--- Given records ---

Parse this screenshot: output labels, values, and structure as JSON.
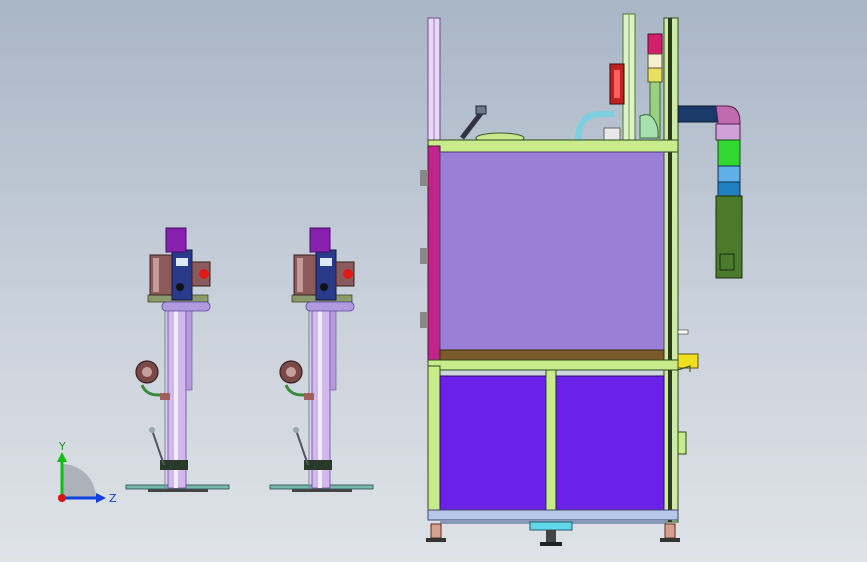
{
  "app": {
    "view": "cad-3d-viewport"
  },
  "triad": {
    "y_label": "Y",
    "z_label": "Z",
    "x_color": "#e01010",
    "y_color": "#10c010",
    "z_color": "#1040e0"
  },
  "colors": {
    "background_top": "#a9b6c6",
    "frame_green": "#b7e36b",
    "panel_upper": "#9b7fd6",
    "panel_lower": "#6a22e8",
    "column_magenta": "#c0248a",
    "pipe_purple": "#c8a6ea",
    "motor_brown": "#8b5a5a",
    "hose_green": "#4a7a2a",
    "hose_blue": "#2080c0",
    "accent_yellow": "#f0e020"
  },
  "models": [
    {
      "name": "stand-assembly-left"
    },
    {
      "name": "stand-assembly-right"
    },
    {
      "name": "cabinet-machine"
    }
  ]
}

---

§ Task to carry out:
Go through the data and count each line that has the word "name", then give the total alone.

§ Full output:
3